▶ [TASK OBJECTIVE]
Will you print the material below without altering a single character?
═══
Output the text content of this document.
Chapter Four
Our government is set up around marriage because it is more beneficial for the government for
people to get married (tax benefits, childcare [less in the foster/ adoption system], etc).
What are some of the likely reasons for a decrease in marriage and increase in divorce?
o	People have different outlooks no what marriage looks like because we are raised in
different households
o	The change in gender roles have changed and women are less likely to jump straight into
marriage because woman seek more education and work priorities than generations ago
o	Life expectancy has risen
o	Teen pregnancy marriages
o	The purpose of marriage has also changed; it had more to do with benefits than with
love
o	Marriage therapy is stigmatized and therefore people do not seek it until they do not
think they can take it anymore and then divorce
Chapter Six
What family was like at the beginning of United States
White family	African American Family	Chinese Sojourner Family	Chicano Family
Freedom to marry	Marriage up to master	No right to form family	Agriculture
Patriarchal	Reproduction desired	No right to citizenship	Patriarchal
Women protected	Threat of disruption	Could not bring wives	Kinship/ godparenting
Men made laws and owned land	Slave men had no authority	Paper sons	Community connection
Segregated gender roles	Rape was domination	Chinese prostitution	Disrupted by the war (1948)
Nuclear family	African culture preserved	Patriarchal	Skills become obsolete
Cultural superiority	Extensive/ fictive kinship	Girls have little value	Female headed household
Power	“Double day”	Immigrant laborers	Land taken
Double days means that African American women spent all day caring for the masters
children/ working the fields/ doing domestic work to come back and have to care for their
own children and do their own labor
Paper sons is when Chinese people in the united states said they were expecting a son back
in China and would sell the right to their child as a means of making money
═══
▶ [SOLUTION TO THIS EXERCISE]
Output the text content of this document.
Chapter Four
Our government is set up around marriage because it is more beneficial for the government for
people to get married (tax benefits, childcare [less in the foster/ adoption system], etc).
What are some of the likely reasons for a decrease in marriage and increase in divorce?
o	People have different outlooks no what marriage looks like because we are raised in
different households
o	The change in gender roles have changed and women are less likely to jump straight into
marriage because woman seek more education and work priorities than generations ago
o	Life expectancy has risen
o	Teen pregnancy marriages
o	The purpose of marriage has also changed; it had more to do with benefits than with
love
o	Marriage therapy is stigmatized and therefore people do not seek it until they do not
think they can take it anymore and then divorce
Chapter Six
What family was like at the beginning of United States
White family	African American Family	Chinese Sojourner Family	Chicano Family
Freedom to marry	Marriage up to master	No right to form family	Agriculture
Patriarchal	Reproduction desired	No right to citizenship	Patriarchal
Women protected	Threat of disruption	Could not bring wives	Kinship/ godparenting
Men made laws and owned land	Slave men had no authority	Paper sons	Community connection
Segregated gender roles	Rape was domination	Chinese prostitution	Disrupted by the war (1948)
Nuclear family	African culture preserved	Patriarchal	Skills become obsolete
Cultural superiority	Extensive/ fictive kinship	Girls have little value	Female headed household
Power	“Double day”	Immigrant laborers	Land taken
Double days means that African American women spent all day caring for the masters
children/ working the fields/ doing domestic work to come back and have to care for their
own children and do their own labor
Paper sons is when Chinese people in the united states said they were expecting a son back
in China and would sell the right to their child as a means of making money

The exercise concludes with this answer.